Data entries
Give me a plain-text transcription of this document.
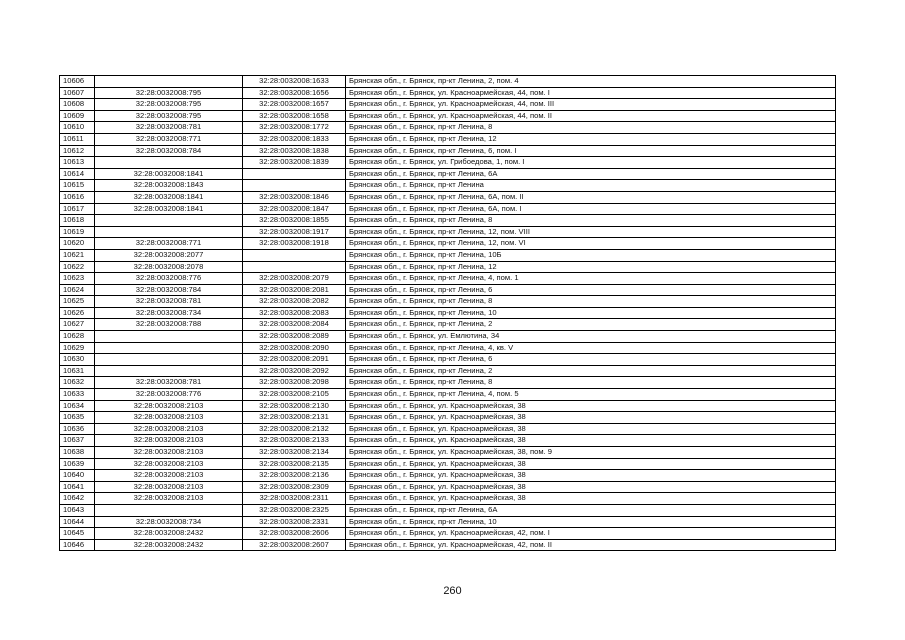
10606		32:28:0032008:1633	Брянская обл., г. Брянск, пр-кт Ленина, 2, пом. 4
10607	32:28:0032008:795	32:28:0032008:1656	Брянская обл., г. Брянск, ул. Красноармейская, 44, пом. I
10608	32:28:0032008:795	32:28:0032008:1657	Брянская обл., г. Брянск, ул. Красноармейская, 44, пом. III
10609	32:28:0032008:795	32:28:0032008:1658	Брянская обл., г. Брянск, ул. Красноармейская, 44, пом. II
10610	32:28:0032008:781	32:28:0032008:1772	Брянская обл., г. Брянск, пр-кт Ленина, 8
10611	32:28:0032008:771	32:28:0032008:1833	Брянская обл., г. Брянск, пр-кт Ленина, 12
10612	32:28:0032008:784	32:28:0032008:1838	Брянская обл., г. Брянск, пр-кт Ленина, 6, пом. I
10613		32:28:0032008:1839	Брянская обл., г. Брянск, ул. Грибоедова, 1, пом. I
10614	32:28:0032008:1841		Брянская обл., г. Брянск, пр-кт Ленина, 6А
10615	32:28:0032008:1843		Брянская обл., г. Брянск, пр-кт Ленина
10616	32:28:0032008:1841	32:28:0032008:1846	Брянская обл., г. Брянск, пр-кт Ленина, 6А, пом. II
10617	32:28:0032008:1841	32:28:0032008:1847	Брянская обл., г. Брянск, пр-кт Ленина, 6А, пом. I
10618		32:28:0032008:1855	Брянская обл., г. Брянск, пр-кт Ленина, 8
10619		32:28:0032008:1917	Брянская обл., г. Брянск, пр-кт Ленина, 12, пом. VIII
10620	32:28:0032008:771	32:28:0032008:1918	Брянская обл., г. Брянск, пр-кт Ленина, 12, пом. VI
10621	32:28:0032008:2077		Брянская обл., г. Брянск, пр-кт Ленина, 10Б
10622	32:28:0032008:2078		Брянская обл., г. Брянск, пр-кт Ленина, 12
10623	32:28:0032008:776	32:28:0032008:2079	Брянская обл., г. Брянск, пр-кт Ленина, 4, пом. 1
10624	32:28:0032008:784	32:28:0032008:2081	Брянская обл., г. Брянск, пр-кт Ленина, 6
10625	32:28:0032008:781	32:28:0032008:2082	Брянская обл., г. Брянск, пр-кт Ленина, 8
10626	32:28:0032008:734	32:28:0032008:2083	Брянская обл., г. Брянск, пр-кт Ленина, 10
10627	32:28:0032008:788	32:28:0032008:2084	Брянская обл., г. Брянск, пр-кт Ленина, 2
10628		32:28:0032008:2089	Брянская обл., г. Брянск, ул. Емлютина, 34
10629		32:28:0032008:2090	Брянская обл., г. Брянск, пр-кт Ленина, 4, кв. V
10630		32:28:0032008:2091	Брянская обл., г. Брянск, пр-кт Ленина, 6
10631		32:28:0032008:2092	Брянская обл., г. Брянск, пр-кт Ленина, 2
10632	32:28:0032008:781	32:28:0032008:2098	Брянская обл., г. Брянск, пр-кт Ленина, 8
10633	32:28:0032008:776	32:28:0032008:2105	Брянская обл., г. Брянск, пр-кт Ленина, 4, пом. 5
10634	32:28:0032008:2103	32:28:0032008:2130	Брянская обл., г. Брянск, ул. Красноармейская, 38
10635	32:28:0032008:2103	32:28:0032008:2131	Брянская обл., г. Брянск, ул. Красноармейская, 38
10636	32:28:0032008:2103	32:28:0032008:2132	Брянская обл., г. Брянск, ул. Красноармейская, 38
10637	32:28:0032008:2103	32:28:0032008:2133	Брянская обл., г. Брянск, ул. Красноармейская, 38
10638	32:28:0032008:2103	32:28:0032008:2134	Брянская обл., г. Брянск, ул. Красноармейская, 38, пом. 9
10639	32:28:0032008:2103	32:28:0032008:2135	Брянская обл., г. Брянск, ул. Красноармейская, 38
10640	32:28:0032008:2103	32:28:0032008:2136	Брянская обл., г. Брянск, ул. Красноармейская, 38
10641	32:28:0032008:2103	32:28:0032008:2309	Брянская обл., г. Брянск, ул. Красноармейская, 38
10642	32:28:0032008:2103	32:28:0032008:2311	Брянская обл., г. Брянск, ул. Красноармейская, 38
10643		32:28:0032008:2325	Брянская обл., г. Брянск, пр-кт Ленина, 6А
10644	32:28:0032008:734	32:28:0032008:2331	Брянская обл., г. Брянск, пр-кт Ленина, 10
10645	32:28:0032008:2432	32:28:0032008:2606	Брянская обл., г. Брянск, ул. Красноармейская, 42, пом. I
10646	32:28:0032008:2432	32:28:0032008:2607	Брянская обл., г. Брянск, ул. Красноармейская, 42, пом. II
260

**REQUIRED TASK**
Except for the pictures, copy the material above exactly.

**THE SOLUTION**
Give me a plain-text transcription of this document.
10606		32:28:0032008:1633	Брянская обл., г. Брянск, пр-кт Ленина, 2, пом. 4
10607	32:28:0032008:795	32:28:0032008:1656	Брянская обл., г. Брянск, ул. Красноармейская, 44, пом. I
10608	32:28:0032008:795	32:28:0032008:1657	Брянская обл., г. Брянск, ул. Красноармейская, 44, пом. III
10609	32:28:0032008:795	32:28:0032008:1658	Брянская обл., г. Брянск, ул. Красноармейская, 44, пом. II
10610	32:28:0032008:781	32:28:0032008:1772	Брянская обл., г. Брянск, пр-кт Ленина, 8
10611	32:28:0032008:771	32:28:0032008:1833	Брянская обл., г. Брянск, пр-кт Ленина, 12
10612	32:28:0032008:784	32:28:0032008:1838	Брянская обл., г. Брянск, пр-кт Ленина, 6, пом. I
10613		32:28:0032008:1839	Брянская обл., г. Брянск, ул. Грибоедова, 1, пом. I
10614	32:28:0032008:1841		Брянская обл., г. Брянск, пр-кт Ленина, 6А
10615	32:28:0032008:1843		Брянская обл., г. Брянск, пр-кт Ленина
10616	32:28:0032008:1841	32:28:0032008:1846	Брянская обл., г. Брянск, пр-кт Ленина, 6А, пом. II
10617	32:28:0032008:1841	32:28:0032008:1847	Брянская обл., г. Брянск, пр-кт Ленина, 6А, пом. I
10618		32:28:0032008:1855	Брянская обл., г. Брянск, пр-кт Ленина, 8
10619		32:28:0032008:1917	Брянская обл., г. Брянск, пр-кт Ленина, 12, пом. VIII
10620	32:28:0032008:771	32:28:0032008:1918	Брянская обл., г. Брянск, пр-кт Ленина, 12, пом. VI
10621	32:28:0032008:2077		Брянская обл., г. Брянск, пр-кт Ленина, 10Б
10622	32:28:0032008:2078		Брянская обл., г. Брянск, пр-кт Ленина, 12
10623	32:28:0032008:776	32:28:0032008:2079	Брянская обл., г. Брянск, пр-кт Ленина, 4, пом. 1
10624	32:28:0032008:784	32:28:0032008:2081	Брянская обл., г. Брянск, пр-кт Ленина, 6
10625	32:28:0032008:781	32:28:0032008:2082	Брянская обл., г. Брянск, пр-кт Ленина, 8
10626	32:28:0032008:734	32:28:0032008:2083	Брянская обл., г. Брянск, пр-кт Ленина, 10
10627	32:28:0032008:788	32:28:0032008:2084	Брянская обл., г. Брянск, пр-кт Ленина, 2
10628		32:28:0032008:2089	Брянская обл., г. Брянск, ул. Емлютина, 34
10629		32:28:0032008:2090	Брянская обл., г. Брянск, пр-кт Ленина, 4, кв. V
10630		32:28:0032008:2091	Брянская обл., г. Брянск, пр-кт Ленина, 6
10631		32:28:0032008:2092	Брянская обл., г. Брянск, пр-кт Ленина, 2
10632	32:28:0032008:781	32:28:0032008:2098	Брянская обл., г. Брянск, пр-кт Ленина, 8
10633	32:28:0032008:776	32:28:0032008:2105	Брянская обл., г. Брянск, пр-кт Ленина, 4, пом. 5
10634	32:28:0032008:2103	32:28:0032008:2130	Брянская обл., г. Брянск, ул. Красноармейская, 38
10635	32:28:0032008:2103	32:28:0032008:2131	Брянская обл., г. Брянск, ул. Красноармейская, 38
10636	32:28:0032008:2103	32:28:0032008:2132	Брянская обл., г. Брянск, ул. Красноармейская, 38
10637	32:28:0032008:2103	32:28:0032008:2133	Брянская обл., г. Брянск, ул. Красноармейская, 38
10638	32:28:0032008:2103	32:28:0032008:2134	Брянская обл., г. Брянск, ул. Красноармейская, 38, пом. 9
10639	32:28:0032008:2103	32:28:0032008:2135	Брянская обл., г. Брянск, ул. Красноармейская, 38
10640	32:28:0032008:2103	32:28:0032008:2136	Брянская обл., г. Брянск, ул. Красноармейская, 38
10641	32:28:0032008:2103	32:28:0032008:2309	Брянская обл., г. Брянск, ул. Красноармейская, 38
10642	32:28:0032008:2103	32:28:0032008:2311	Брянская обл., г. Брянск, ул. Красноармейская, 38
10643		32:28:0032008:2325	Брянская обл., г. Брянск, пр-кт Ленина, 6А
10644	32:28:0032008:734	32:28:0032008:2331	Брянская обл., г. Брянск, пр-кт Ленина, 10
10645	32:28:0032008:2432	32:28:0032008:2606	Брянская обл., г. Брянск, ул. Красноармейская, 42, пом. I
10646	32:28:0032008:2432	32:28:0032008:2607	Брянская обл., г. Брянск, ул. Красноармейская, 42, пом. II
260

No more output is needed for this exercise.